> _What you will do_
Can you print the data exactly and leave out each image?

──────

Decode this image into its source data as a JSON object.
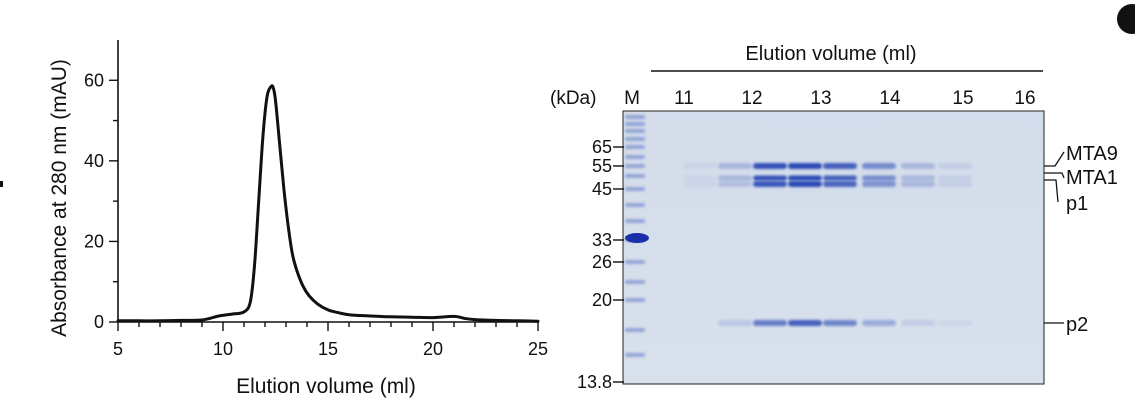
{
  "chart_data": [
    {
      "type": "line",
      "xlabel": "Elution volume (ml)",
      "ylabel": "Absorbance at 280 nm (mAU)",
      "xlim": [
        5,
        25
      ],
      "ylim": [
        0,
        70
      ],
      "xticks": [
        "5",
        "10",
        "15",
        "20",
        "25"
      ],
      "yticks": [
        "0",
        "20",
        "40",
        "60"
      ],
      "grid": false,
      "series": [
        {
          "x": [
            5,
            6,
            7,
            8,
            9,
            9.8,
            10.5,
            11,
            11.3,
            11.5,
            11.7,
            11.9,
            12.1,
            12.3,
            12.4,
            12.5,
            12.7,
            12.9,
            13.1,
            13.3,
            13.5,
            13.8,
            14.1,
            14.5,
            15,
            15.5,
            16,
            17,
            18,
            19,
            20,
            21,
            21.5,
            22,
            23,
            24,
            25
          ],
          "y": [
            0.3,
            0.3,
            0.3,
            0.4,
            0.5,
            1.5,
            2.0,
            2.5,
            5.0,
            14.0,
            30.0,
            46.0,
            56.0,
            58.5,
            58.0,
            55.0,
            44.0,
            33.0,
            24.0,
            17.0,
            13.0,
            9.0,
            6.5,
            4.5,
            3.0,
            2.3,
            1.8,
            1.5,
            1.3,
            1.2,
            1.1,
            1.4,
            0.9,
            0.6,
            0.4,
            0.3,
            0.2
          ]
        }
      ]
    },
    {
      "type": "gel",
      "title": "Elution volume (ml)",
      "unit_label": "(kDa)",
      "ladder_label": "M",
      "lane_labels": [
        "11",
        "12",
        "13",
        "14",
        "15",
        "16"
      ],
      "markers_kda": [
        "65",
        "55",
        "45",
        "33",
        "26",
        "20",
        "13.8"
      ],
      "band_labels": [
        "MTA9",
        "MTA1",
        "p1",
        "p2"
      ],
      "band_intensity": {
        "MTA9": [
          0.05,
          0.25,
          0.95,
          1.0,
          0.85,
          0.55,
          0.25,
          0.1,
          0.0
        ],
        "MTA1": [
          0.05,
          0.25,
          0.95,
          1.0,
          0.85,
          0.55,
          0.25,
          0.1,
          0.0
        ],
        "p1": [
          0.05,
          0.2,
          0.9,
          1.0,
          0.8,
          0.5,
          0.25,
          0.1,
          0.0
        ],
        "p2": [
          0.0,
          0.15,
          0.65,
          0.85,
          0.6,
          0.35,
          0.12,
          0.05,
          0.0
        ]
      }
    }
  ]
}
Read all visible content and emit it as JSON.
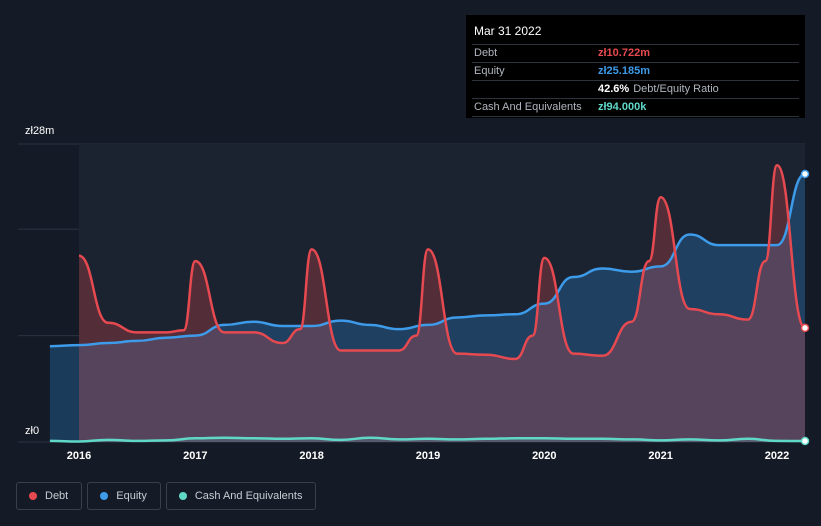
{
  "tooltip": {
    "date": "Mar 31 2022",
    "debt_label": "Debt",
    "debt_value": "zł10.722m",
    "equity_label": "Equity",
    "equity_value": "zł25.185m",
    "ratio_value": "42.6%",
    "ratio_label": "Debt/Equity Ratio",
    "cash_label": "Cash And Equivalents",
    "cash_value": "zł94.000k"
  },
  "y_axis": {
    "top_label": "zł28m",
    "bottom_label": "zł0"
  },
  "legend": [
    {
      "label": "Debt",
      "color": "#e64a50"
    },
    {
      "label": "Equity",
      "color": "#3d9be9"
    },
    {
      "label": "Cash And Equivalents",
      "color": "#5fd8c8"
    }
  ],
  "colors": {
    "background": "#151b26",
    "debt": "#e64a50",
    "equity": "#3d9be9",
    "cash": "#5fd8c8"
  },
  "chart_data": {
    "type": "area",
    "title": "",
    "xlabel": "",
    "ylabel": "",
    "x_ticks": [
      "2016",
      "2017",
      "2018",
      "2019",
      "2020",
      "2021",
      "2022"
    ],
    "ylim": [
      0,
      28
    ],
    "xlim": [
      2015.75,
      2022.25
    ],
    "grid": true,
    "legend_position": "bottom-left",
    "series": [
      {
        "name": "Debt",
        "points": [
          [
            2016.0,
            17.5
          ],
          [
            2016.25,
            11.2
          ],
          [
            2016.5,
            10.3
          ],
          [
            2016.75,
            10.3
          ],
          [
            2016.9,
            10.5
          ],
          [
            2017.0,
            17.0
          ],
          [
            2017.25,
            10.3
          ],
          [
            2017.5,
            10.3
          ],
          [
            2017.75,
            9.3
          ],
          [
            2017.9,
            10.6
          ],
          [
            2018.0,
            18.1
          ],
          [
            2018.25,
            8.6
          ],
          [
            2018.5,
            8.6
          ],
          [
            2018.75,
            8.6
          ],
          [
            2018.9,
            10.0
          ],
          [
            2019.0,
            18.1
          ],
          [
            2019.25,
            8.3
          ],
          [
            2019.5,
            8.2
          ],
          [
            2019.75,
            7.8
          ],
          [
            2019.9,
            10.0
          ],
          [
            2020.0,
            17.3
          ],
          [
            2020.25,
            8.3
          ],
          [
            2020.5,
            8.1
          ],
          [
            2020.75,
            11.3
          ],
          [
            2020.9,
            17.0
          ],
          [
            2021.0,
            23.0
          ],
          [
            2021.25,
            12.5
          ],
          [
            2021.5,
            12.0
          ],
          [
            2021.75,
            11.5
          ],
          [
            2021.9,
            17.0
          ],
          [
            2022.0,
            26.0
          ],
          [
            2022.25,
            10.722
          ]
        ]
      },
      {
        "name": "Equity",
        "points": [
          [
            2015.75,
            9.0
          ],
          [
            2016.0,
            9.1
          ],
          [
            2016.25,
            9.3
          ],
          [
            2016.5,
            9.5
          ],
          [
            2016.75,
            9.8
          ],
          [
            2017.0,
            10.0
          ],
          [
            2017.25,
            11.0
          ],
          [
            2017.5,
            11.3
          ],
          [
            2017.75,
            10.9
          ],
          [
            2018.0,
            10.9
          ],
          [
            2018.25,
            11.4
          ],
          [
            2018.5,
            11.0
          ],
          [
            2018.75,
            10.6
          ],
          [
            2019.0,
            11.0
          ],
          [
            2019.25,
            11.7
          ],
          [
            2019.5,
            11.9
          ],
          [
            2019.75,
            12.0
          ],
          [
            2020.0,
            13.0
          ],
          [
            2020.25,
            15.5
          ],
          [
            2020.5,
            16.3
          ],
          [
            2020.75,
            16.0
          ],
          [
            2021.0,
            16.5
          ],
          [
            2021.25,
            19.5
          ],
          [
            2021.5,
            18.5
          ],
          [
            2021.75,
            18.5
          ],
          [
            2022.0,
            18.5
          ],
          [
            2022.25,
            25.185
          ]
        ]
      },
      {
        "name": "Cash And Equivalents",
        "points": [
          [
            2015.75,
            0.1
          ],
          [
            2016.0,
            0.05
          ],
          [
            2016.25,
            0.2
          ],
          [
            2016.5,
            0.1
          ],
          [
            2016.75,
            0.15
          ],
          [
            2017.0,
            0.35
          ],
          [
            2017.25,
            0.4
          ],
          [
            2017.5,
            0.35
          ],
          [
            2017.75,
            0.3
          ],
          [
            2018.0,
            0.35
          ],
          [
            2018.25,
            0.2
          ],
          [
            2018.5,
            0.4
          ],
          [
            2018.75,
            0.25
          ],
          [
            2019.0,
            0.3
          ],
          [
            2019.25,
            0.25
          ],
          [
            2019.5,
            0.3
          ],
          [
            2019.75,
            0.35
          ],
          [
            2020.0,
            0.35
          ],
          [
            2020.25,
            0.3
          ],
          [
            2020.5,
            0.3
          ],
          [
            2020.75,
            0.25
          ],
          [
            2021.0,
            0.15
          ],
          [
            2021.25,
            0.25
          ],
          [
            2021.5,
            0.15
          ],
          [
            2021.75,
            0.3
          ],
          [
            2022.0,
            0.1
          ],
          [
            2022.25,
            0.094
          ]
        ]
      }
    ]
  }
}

──────

> _Correct output_
Decode this image into its source data as a JSON object.
{
  "chart_data": [
    {
      "type": "line",
      "xlabel": "Elution volume (ml)",
      "ylabel": "Absorbance at 280 nm (mAU)",
      "xlim": [
        5,
        25
      ],
      "ylim": [
        0,
        70
      ],
      "xticks": [
        "5",
        "10",
        "15",
        "20",
        "25"
      ],
      "yticks": [
        "0",
        "20",
        "40",
        "60"
      ],
      "grid": false,
      "series": [
        {
          "x": [
            5,
            6,
            7,
            8,
            9,
            9.8,
            10.5,
            11,
            11.3,
            11.5,
            11.7,
            11.9,
            12.1,
            12.3,
            12.4,
            12.5,
            12.7,
            12.9,
            13.1,
            13.3,
            13.5,
            13.8,
            14.1,
            14.5,
            15,
            15.5,
            16,
            17,
            18,
            19,
            20,
            21,
            21.5,
            22,
            23,
            24,
            25
          ],
          "y": [
            0.3,
            0.3,
            0.3,
            0.4,
            0.5,
            1.5,
            2.0,
            2.5,
            5.0,
            14.0,
            30.0,
            46.0,
            56.0,
            58.5,
            58.0,
            55.0,
            44.0,
            33.0,
            24.0,
            17.0,
            13.0,
            9.0,
            6.5,
            4.5,
            3.0,
            2.3,
            1.8,
            1.5,
            1.3,
            1.2,
            1.1,
            1.4,
            0.9,
            0.6,
            0.4,
            0.3,
            0.2
          ]
        }
      ]
    },
    {
      "type": "gel",
      "title": "Elution volume (ml)",
      "unit_label": "(kDa)",
      "ladder_label": "M",
      "lane_labels": [
        "11",
        "12",
        "13",
        "14",
        "15",
        "16"
      ],
      "markers_kda": [
        "65",
        "55",
        "45",
        "33",
        "26",
        "20",
        "13.8"
      ],
      "band_labels": [
        "MTA9",
        "MTA1",
        "p1",
        "p2"
      ],
      "band_intensity": {
        "MTA9": [
          0.05,
          0.25,
          0.95,
          1.0,
          0.85,
          0.55,
          0.25,
          0.1,
          0.0
        ],
        "MTA1": [
          0.05,
          0.25,
          0.95,
          1.0,
          0.85,
          0.55,
          0.25,
          0.1,
          0.0
        ],
        "p1": [
          0.05,
          0.2,
          0.9,
          1.0,
          0.8,
          0.5,
          0.25,
          0.1,
          0.0
        ],
        "p2": [
          0.0,
          0.15,
          0.65,
          0.85,
          0.6,
          0.35,
          0.12,
          0.05,
          0.0
        ]
      }
    }
  ]
}
Read all visible content and emit it as JSON.
{
  "tooltip": {
    "date": "Mar 31 2022",
    "debt_label": "Debt",
    "debt_value": "zł10.722m",
    "equity_label": "Equity",
    "equity_value": "zł25.185m",
    "ratio_value": "42.6%",
    "ratio_label": "Debt/Equity Ratio",
    "cash_label": "Cash And Equivalents",
    "cash_value": "zł94.000k"
  },
  "y_axis": {
    "top_label": "zł28m",
    "bottom_label": "zł0"
  },
  "legend": [
    {
      "label": "Debt",
      "color": "#e64a50"
    },
    {
      "label": "Equity",
      "color": "#3d9be9"
    },
    {
      "label": "Cash And Equivalents",
      "color": "#5fd8c8"
    }
  ],
  "colors": {
    "background": "#151b26",
    "debt": "#e64a50",
    "equity": "#3d9be9",
    "cash": "#5fd8c8"
  },
  "chart_data": {
    "type": "area",
    "title": "",
    "xlabel": "",
    "ylabel": "",
    "x_ticks": [
      "2016",
      "2017",
      "2018",
      "2019",
      "2020",
      "2021",
      "2022"
    ],
    "ylim": [
      0,
      28
    ],
    "xlim": [
      2015.75,
      2022.25
    ],
    "grid": true,
    "legend_position": "bottom-left",
    "series": [
      {
        "name": "Debt",
        "points": [
          [
            2016.0,
            17.5
          ],
          [
            2016.25,
            11.2
          ],
          [
            2016.5,
            10.3
          ],
          [
            2016.75,
            10.3
          ],
          [
            2016.9,
            10.5
          ],
          [
            2017.0,
            17.0
          ],
          [
            2017.25,
            10.3
          ],
          [
            2017.5,
            10.3
          ],
          [
            2017.75,
            9.3
          ],
          [
            2017.9,
            10.6
          ],
          [
            2018.0,
            18.1
          ],
          [
            2018.25,
            8.6
          ],
          [
            2018.5,
            8.6
          ],
          [
            2018.75,
            8.6
          ],
          [
            2018.9,
            10.0
          ],
          [
            2019.0,
            18.1
          ],
          [
            2019.25,
            8.3
          ],
          [
            2019.5,
            8.2
          ],
          [
            2019.75,
            7.8
          ],
          [
            2019.9,
            10.0
          ],
          [
            2020.0,
            17.3
          ],
          [
            2020.25,
            8.3
          ],
          [
            2020.5,
            8.1
          ],
          [
            2020.75,
            11.3
          ],
          [
            2020.9,
            17.0
          ],
          [
            2021.0,
            23.0
          ],
          [
            2021.25,
            12.5
          ],
          [
            2021.5,
            12.0
          ],
          [
            2021.75,
            11.5
          ],
          [
            2021.9,
            17.0
          ],
          [
            2022.0,
            26.0
          ],
          [
            2022.25,
            10.722
          ]
        ]
      },
      {
        "name": "Equity",
        "points": [
          [
            2015.75,
            9.0
          ],
          [
            2016.0,
            9.1
          ],
          [
            2016.25,
            9.3
          ],
          [
            2016.5,
            9.5
          ],
          [
            2016.75,
            9.8
          ],
          [
            2017.0,
            10.0
          ],
          [
            2017.25,
            11.0
          ],
          [
            2017.5,
            11.3
          ],
          [
            2017.75,
            10.9
          ],
          [
            2018.0,
            10.9
          ],
          [
            2018.25,
            11.4
          ],
          [
            2018.5,
            11.0
          ],
          [
            2018.75,
            10.6
          ],
          [
            2019.0,
            11.0
          ],
          [
            2019.25,
            11.7
          ],
          [
            2019.5,
            11.9
          ],
          [
            2019.75,
            12.0
          ],
          [
            2020.0,
            13.0
          ],
          [
            2020.25,
            15.5
          ],
          [
            2020.5,
            16.3
          ],
          [
            2020.75,
            16.0
          ],
          [
            2021.0,
            16.5
          ],
          [
            2021.25,
            19.5
          ],
          [
            2021.5,
            18.5
          ],
          [
            2021.75,
            18.5
          ],
          [
            2022.0,
            18.5
          ],
          [
            2022.25,
            25.185
          ]
        ]
      },
      {
        "name": "Cash And Equivalents",
        "points": [
          [
            2015.75,
            0.1
          ],
          [
            2016.0,
            0.05
          ],
          [
            2016.25,
            0.2
          ],
          [
            2016.5,
            0.1
          ],
          [
            2016.75,
            0.15
          ],
          [
            2017.0,
            0.35
          ],
          [
            2017.25,
            0.4
          ],
          [
            2017.5,
            0.35
          ],
          [
            2017.75,
            0.3
          ],
          [
            2018.0,
            0.35
          ],
          [
            2018.25,
            0.2
          ],
          [
            2018.5,
            0.4
          ],
          [
            2018.75,
            0.25
          ],
          [
            2019.0,
            0.3
          ],
          [
            2019.25,
            0.25
          ],
          [
            2019.5,
            0.3
          ],
          [
            2019.75,
            0.35
          ],
          [
            2020.0,
            0.35
          ],
          [
            2020.25,
            0.3
          ],
          [
            2020.5,
            0.3
          ],
          [
            2020.75,
            0.25
          ],
          [
            2021.0,
            0.15
          ],
          [
            2021.25,
            0.25
          ],
          [
            2021.5,
            0.15
          ],
          [
            2021.75,
            0.3
          ],
          [
            2022.0,
            0.1
          ],
          [
            2022.25,
            0.094
          ]
        ]
      }
    ]
  }
}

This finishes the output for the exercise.